▶ _Task objective_
Repeat the records word for word, excluding any picture.

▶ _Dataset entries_
•••

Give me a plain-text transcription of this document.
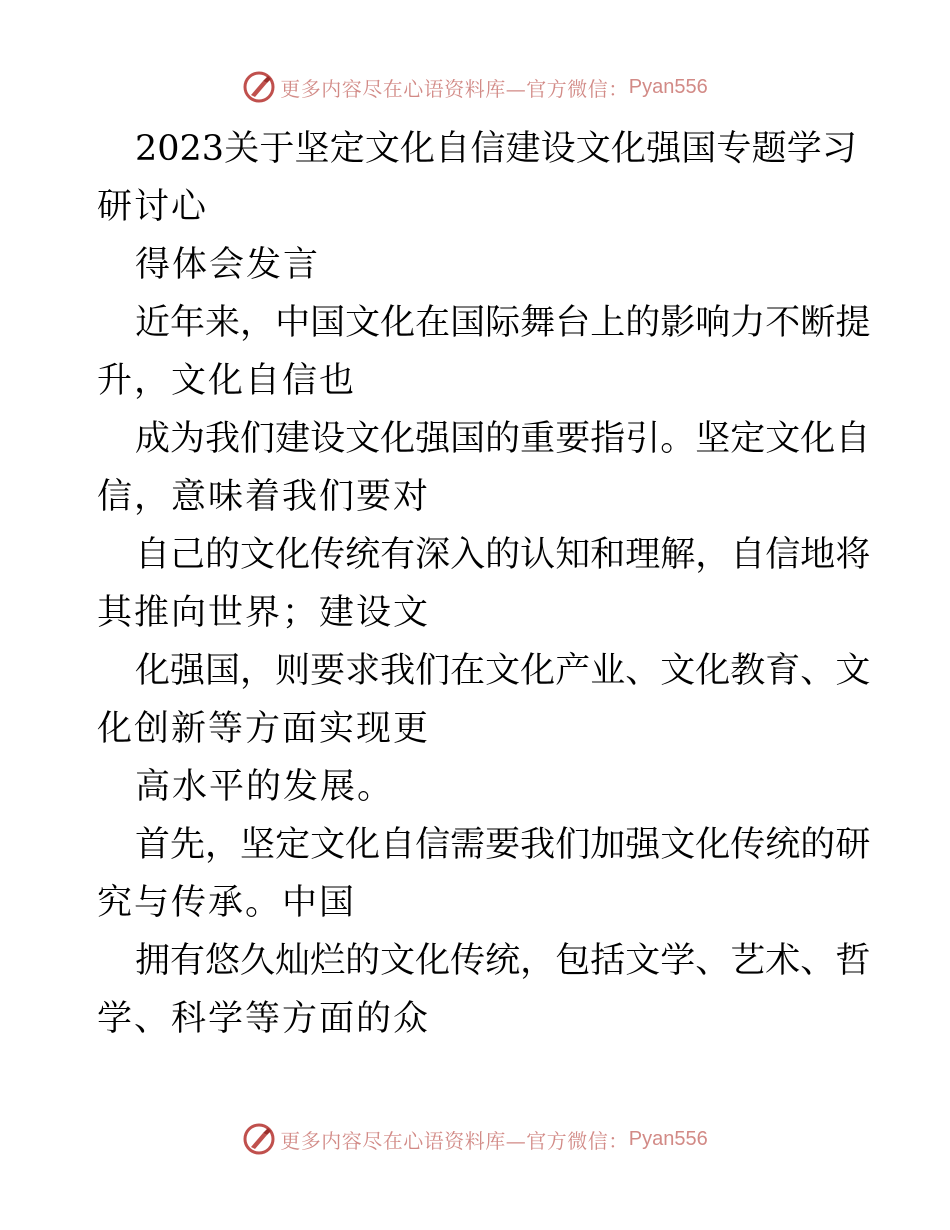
更多内容尽在心语资料库—官方微信： Pyan556
2023 关 于 坚 定 文 化 自 信 建 设 文 化 强 国 专 题 学 习
研讨心
得体会发言
近 年 来 ， 中 国 文 化 在 国 际 舞 台 上 的 影 响 力 不 断 提
升，文化自信也
成 为 我 们 建 设 文 化 强 国 的 重 要 指 引 。 坚 定 文 化 自
信，意味着我们要对
自 己 的 文 化 传 统 有 深 入 的 认 知 和 理 解 ， 自 信 地 将
其推向世界；建设文
化 强 国 ， 则 要 求 我 们 在 文 化 产 业 、 文 化 教 育 、 文
化创新等方面实现更
高水平的发展。
首 先 ， 坚 定 文 化 自 信 需 要 我 们 加 强 文 化 传 统 的 研
究与传承。中国
拥 有 悠 久 灿 烂 的 文 化 传 统 ， 包 括 文 学 、 艺 术 、 哲
学、科学等方面的众
更多内容尽在心语资料库—官方微信： Pyan556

•••

▶ _Answer for this exercise_
Give me a plain-text transcription of this document.
更多内容尽在心语资料库—官方微信： Pyan556
2023 关 于 坚 定 文 化 自 信 建 设 文 化 强 国 专 题 学 习
研讨心
得体会发言
近 年 来 ， 中 国 文 化 在 国 际 舞 台 上 的 影 响 力 不 断 提
升，文化自信也
成 为 我 们 建 设 文 化 强 国 的 重 要 指 引 。 坚 定 文 化 自
信，意味着我们要对
自 己 的 文 化 传 统 有 深 入 的 认 知 和 理 解 ， 自 信 地 将
其推向世界；建设文
化 强 国 ， 则 要 求 我 们 在 文 化 产 业 、 文 化 教 育 、 文
化创新等方面实现更
高水平的发展。
首 先 ， 坚 定 文 化 自 信 需 要 我 们 加 强 文 化 传 统 的 研
究与传承。中国
拥 有 悠 久 灿 烂 的 文 化 传 统 ， 包 括 文 学 、 艺 术 、 哲
学、科学等方面的众
更多内容尽在心语资料库—官方微信： Pyan556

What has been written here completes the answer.